Your answer must consist solely of the number of lines that contain the word "nous".
:::::
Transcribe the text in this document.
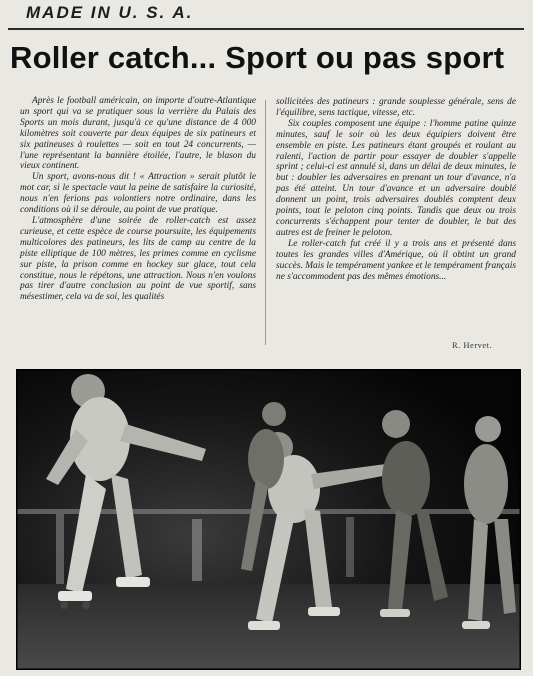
MADE IN U. S. A.
Roller catch... Sport ou pas sport

Après le football américain, on importe d'outre-Atlantique un sport qui va se pratiquer sous la verrière du Palais des Sports un mois durant, jusqu'à ce qu'une distance de 4 000 kilomètres soit couverte par deux équipes de six patineurs et six patineuses à roulettes — soit en tout 24 concurrents, — l'une représentant la bannière étoilée, l'autre, le blason du vieux continent.

Un sport, avons-nous dit ! « Attraction » serait plutôt le mot car, si le spectacle vaut la peine de satisfaire la curiosité, nous n'en ferions pas volontiers notre ordinaire, dans les conditions où il se déroule, au point de vue pratique.

L'atmosphère d'une soirée de roller-catch est assez curieuse, et cette espèce de course poursuite, les équipements multicolores des patineurs, les lits de camp au centre de la piste elliptique de 100 mètres, les primes comme en cyclisme sur piste, la prison comme en hockey sur glace, tout cela constitue, nous le répétons, une attraction. Nous n'en voulons pas tirer d'autre conclusion au point de vue sportif, sans mésestimer, cela va de soi, les qualités

sollicitées des patineurs : grande souplesse générale, sens de l'équilibre, sens tactique, vitesse, etc.

Six couples composent une équipe : l'homme patine quinze minutes, sauf le soir où les deux équipiers doivent être ensemble en piste. Les patineurs étant groupés et roulant au ralenti, l'action de partir pour essayer de doubler s'appelle sprint ; celui-ci est annulé si, dans un délai de deux minutes, le but : doubler les adversaires en prenant un tour d'avance, n'a pas été atteint. Un tour d'avance et un adversaire doublé donnent un point, trois adversaires doublés comptent deux points, tout le peloton cinq points. Tandis que deux ou trois concurrents s'échappent pour tenter de doubler, le but des autres est de freiner le peloton.

Le roller-catch fut créé il y a trois ans et présenté dans toutes les grandes villes d'Amérique, où il obtint un grand succès. Mais le tempérament yankee et le tempérament français ne s'accommodent pas des mêmes émotions...

R. Hervet.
:::::
=== Completed exercise ===
2